Objective
Check the listing below for lines with the word "اطلاعات" and say how many there are, with nothing but the number.

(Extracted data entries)

########################################

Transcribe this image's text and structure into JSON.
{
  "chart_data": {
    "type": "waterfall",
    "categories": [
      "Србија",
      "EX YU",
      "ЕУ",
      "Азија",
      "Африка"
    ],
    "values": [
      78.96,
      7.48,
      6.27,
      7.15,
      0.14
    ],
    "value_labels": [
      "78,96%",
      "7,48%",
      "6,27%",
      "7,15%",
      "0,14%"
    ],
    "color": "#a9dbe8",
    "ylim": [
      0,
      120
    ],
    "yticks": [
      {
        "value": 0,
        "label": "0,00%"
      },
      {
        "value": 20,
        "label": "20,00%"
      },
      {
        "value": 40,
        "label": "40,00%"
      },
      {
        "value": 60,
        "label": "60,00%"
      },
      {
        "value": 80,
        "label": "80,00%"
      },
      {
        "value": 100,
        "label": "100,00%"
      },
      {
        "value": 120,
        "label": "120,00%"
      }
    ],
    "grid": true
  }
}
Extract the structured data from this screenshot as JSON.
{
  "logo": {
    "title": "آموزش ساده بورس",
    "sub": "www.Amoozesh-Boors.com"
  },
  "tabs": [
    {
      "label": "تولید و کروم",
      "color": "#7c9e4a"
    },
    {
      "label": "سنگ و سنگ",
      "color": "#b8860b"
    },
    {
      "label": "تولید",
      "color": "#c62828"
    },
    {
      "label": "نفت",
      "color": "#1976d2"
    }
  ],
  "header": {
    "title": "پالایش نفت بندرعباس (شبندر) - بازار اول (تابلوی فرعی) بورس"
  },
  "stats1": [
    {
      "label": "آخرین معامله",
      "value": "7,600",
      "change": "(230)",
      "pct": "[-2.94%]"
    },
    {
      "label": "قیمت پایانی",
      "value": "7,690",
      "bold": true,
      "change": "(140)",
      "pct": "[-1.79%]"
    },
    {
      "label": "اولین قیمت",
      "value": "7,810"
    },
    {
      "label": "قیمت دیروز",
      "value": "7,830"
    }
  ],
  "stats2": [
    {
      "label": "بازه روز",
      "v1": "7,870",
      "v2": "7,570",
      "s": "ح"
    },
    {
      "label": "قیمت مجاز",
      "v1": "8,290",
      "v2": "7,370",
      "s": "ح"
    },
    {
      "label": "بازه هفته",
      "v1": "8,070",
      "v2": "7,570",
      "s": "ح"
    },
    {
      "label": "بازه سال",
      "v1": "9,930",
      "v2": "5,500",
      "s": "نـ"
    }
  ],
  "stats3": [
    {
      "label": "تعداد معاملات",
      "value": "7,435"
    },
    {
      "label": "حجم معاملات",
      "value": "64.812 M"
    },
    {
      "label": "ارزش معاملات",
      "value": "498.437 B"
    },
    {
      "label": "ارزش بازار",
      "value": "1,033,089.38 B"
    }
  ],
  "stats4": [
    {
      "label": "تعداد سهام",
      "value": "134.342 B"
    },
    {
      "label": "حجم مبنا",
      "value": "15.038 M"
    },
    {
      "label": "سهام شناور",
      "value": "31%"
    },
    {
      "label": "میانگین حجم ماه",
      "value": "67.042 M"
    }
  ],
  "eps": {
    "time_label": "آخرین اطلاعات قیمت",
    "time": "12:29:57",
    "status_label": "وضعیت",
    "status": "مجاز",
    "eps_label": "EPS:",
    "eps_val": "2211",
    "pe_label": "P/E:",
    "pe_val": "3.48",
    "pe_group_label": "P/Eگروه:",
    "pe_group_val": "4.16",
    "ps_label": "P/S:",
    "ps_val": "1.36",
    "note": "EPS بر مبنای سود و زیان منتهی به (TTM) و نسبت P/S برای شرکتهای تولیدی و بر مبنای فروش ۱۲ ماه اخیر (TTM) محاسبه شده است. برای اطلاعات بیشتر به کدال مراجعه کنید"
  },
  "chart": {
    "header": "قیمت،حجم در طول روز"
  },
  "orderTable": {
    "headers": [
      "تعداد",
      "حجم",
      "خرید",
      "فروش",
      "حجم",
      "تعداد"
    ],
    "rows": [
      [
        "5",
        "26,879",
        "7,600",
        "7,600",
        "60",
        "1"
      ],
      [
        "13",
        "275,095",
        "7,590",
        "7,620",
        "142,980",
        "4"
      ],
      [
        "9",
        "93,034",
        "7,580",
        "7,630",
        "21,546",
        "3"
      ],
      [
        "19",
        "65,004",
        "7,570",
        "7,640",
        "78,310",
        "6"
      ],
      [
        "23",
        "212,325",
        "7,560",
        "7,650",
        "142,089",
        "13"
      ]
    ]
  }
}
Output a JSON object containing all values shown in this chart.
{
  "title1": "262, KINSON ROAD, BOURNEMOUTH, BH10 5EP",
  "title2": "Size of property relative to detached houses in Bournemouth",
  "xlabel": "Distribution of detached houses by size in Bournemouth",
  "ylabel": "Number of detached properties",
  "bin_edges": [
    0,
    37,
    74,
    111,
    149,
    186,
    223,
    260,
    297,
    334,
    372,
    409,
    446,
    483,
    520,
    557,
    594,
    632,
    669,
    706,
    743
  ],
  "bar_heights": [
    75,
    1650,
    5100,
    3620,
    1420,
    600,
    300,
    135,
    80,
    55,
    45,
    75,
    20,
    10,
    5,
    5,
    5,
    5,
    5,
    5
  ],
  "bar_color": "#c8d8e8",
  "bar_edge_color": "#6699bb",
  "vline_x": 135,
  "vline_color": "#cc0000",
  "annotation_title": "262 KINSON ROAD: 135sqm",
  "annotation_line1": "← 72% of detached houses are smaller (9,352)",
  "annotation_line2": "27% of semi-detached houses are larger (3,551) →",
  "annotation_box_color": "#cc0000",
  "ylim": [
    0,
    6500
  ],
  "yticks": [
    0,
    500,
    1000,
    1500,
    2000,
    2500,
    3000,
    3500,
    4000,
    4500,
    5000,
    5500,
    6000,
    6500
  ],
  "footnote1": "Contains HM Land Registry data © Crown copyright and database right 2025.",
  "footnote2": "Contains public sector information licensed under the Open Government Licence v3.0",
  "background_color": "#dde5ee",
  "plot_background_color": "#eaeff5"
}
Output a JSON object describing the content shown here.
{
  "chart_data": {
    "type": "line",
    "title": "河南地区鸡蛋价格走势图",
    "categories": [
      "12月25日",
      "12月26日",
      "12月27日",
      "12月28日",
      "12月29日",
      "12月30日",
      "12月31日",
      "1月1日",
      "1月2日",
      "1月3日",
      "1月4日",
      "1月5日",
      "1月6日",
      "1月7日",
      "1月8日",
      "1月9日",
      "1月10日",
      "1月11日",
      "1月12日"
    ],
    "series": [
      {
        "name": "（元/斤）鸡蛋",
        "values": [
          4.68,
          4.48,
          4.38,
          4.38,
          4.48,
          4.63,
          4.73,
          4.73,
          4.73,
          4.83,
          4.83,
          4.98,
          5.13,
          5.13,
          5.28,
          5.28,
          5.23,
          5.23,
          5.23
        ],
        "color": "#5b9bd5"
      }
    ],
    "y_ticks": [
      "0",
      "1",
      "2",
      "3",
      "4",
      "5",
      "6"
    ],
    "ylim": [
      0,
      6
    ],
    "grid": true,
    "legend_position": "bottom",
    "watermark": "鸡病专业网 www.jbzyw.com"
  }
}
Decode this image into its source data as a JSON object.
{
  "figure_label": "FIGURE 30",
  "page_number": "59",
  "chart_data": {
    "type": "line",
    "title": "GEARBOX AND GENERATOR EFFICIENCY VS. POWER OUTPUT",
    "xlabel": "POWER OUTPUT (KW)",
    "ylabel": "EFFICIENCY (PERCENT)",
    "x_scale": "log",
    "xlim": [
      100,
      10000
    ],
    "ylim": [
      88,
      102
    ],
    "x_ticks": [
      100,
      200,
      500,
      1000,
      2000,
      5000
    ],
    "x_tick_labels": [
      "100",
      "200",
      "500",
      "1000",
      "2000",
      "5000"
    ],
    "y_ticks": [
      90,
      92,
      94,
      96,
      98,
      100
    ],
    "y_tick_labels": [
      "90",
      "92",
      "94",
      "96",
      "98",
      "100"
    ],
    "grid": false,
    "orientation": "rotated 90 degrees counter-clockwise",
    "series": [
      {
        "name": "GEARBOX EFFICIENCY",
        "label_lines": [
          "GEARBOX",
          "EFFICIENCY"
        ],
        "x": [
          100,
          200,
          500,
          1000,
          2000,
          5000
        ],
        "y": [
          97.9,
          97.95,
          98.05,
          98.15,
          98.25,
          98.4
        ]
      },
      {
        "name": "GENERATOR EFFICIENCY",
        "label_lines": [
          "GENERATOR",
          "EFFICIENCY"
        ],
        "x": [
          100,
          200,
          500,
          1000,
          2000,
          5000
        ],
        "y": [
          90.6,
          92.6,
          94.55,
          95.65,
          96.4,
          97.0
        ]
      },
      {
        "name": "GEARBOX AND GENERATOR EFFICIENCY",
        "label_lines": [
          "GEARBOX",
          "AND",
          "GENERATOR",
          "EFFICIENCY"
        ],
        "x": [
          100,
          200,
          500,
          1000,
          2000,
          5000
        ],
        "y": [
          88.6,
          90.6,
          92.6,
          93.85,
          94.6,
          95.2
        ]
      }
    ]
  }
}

########################################

Correct response
2